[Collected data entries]
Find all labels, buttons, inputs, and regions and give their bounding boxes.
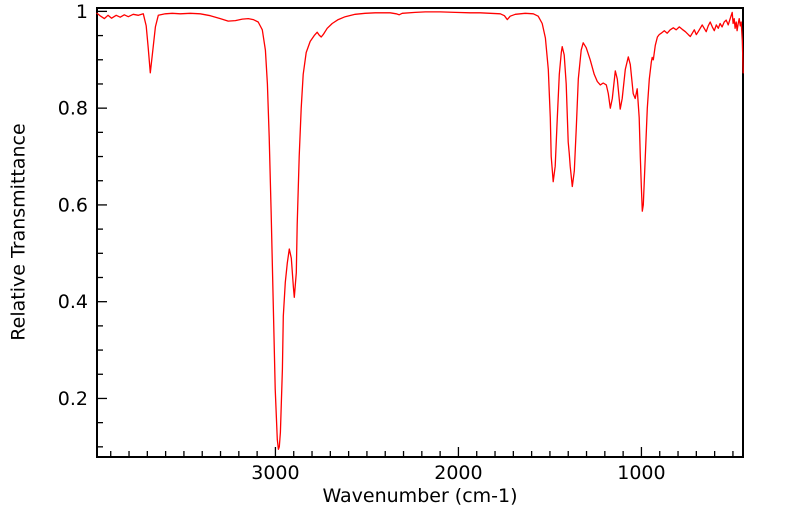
y-tick-label: 0.2 <box>58 388 88 410</box>
y-tick-label: 0.4 <box>58 291 88 313</box>
y-tick-label: 1 <box>76 1 88 23</box>
plot-border <box>96 7 744 458</box>
y-axis-label: Relative Transmittance <box>7 123 30 341</box>
x-tick-label: 1000 <box>617 462 665 484</box>
spectrum-curve <box>96 11 744 450</box>
y-tick-label: 0.8 <box>58 98 88 120</box>
y-tick-label: 0.6 <box>58 194 88 216</box>
x-tick-label: 3000 <box>251 462 299 484</box>
x-tick-label: 2000 <box>434 462 482 484</box>
x-axis-label: Wavenumber (cm-1) <box>322 485 518 507</box>
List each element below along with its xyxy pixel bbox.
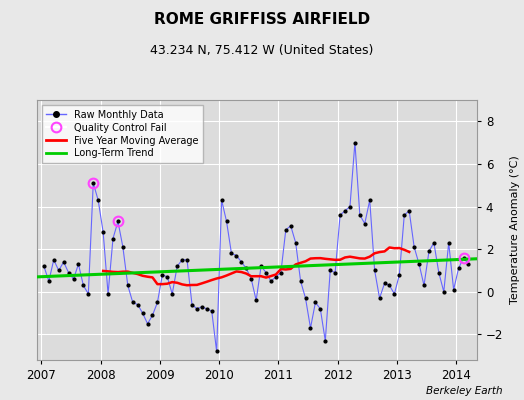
Text: Berkeley Earth: Berkeley Earth — [427, 386, 503, 396]
Legend: Raw Monthly Data, Quality Control Fail, Five Year Moving Average, Long-Term Tren: Raw Monthly Data, Quality Control Fail, … — [41, 105, 203, 163]
Y-axis label: Temperature Anomaly (°C): Temperature Anomaly (°C) — [510, 156, 520, 304]
Text: 43.234 N, 75.412 W (United States): 43.234 N, 75.412 W (United States) — [150, 44, 374, 57]
Text: ROME GRIFFISS AIRFIELD: ROME GRIFFISS AIRFIELD — [154, 12, 370, 27]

• Short problem:
Return all the rows above word for word, but leave out the pictures.

• Task answer:
Find all labels, buttons, inputs, and regions and give their bounding boxes.
y-tick-label: 0.2 <box>58 388 88 410</box>
y-tick-label: 0.4 <box>58 291 88 313</box>
y-tick-label: 1 <box>76 1 88 23</box>
plot-border <box>96 7 744 458</box>
y-axis-label: Relative Transmittance <box>7 123 30 341</box>
x-tick-label: 1000 <box>617 462 665 484</box>
spectrum-curve <box>96 11 744 450</box>
y-tick-label: 0.8 <box>58 98 88 120</box>
y-tick-label: 0.6 <box>58 194 88 216</box>
x-tick-label: 3000 <box>251 462 299 484</box>
x-tick-label: 2000 <box>434 462 482 484</box>
x-axis-label: Wavenumber (cm-1) <box>322 485 518 507</box>
List each element below along with its xyxy pixel bbox.
Text: Berkeley Earth: Berkeley Earth — [427, 386, 503, 396]
Legend: Raw Monthly Data, Quality Control Fail, Five Year Moving Average, Long-Term Tren: Raw Monthly Data, Quality Control Fail, … — [41, 105, 203, 163]
Y-axis label: Temperature Anomaly (°C): Temperature Anomaly (°C) — [510, 156, 520, 304]
Text: 43.234 N, 75.412 W (United States): 43.234 N, 75.412 W (United States) — [150, 44, 374, 57]
Text: ROME GRIFFISS AIRFIELD: ROME GRIFFISS AIRFIELD — [154, 12, 370, 27]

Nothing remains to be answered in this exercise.